WHAT IS BEING ASKED = Identify the lines that contain the string "country" and copy all of them.

Recorded data =
══════════
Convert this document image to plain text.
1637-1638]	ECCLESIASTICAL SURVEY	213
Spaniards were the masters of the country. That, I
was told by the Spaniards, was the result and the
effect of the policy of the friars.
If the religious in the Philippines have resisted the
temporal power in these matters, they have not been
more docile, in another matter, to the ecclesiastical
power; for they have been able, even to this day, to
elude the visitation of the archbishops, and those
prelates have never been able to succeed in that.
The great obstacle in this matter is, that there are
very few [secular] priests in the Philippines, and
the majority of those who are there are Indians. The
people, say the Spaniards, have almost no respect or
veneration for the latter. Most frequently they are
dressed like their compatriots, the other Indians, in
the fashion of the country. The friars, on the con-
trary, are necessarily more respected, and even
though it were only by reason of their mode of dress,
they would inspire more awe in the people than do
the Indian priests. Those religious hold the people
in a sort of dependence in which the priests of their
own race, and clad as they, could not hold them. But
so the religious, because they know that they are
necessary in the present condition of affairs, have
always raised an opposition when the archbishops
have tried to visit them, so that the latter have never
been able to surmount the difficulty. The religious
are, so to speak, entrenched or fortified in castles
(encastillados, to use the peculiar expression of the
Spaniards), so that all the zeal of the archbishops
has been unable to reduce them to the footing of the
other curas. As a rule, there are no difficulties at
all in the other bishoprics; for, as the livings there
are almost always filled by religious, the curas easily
══════════
OUTPUT FOR THIS TASK =
Spaniards were the masters of the country. That, I
the fashion of the country. The friars, on the con-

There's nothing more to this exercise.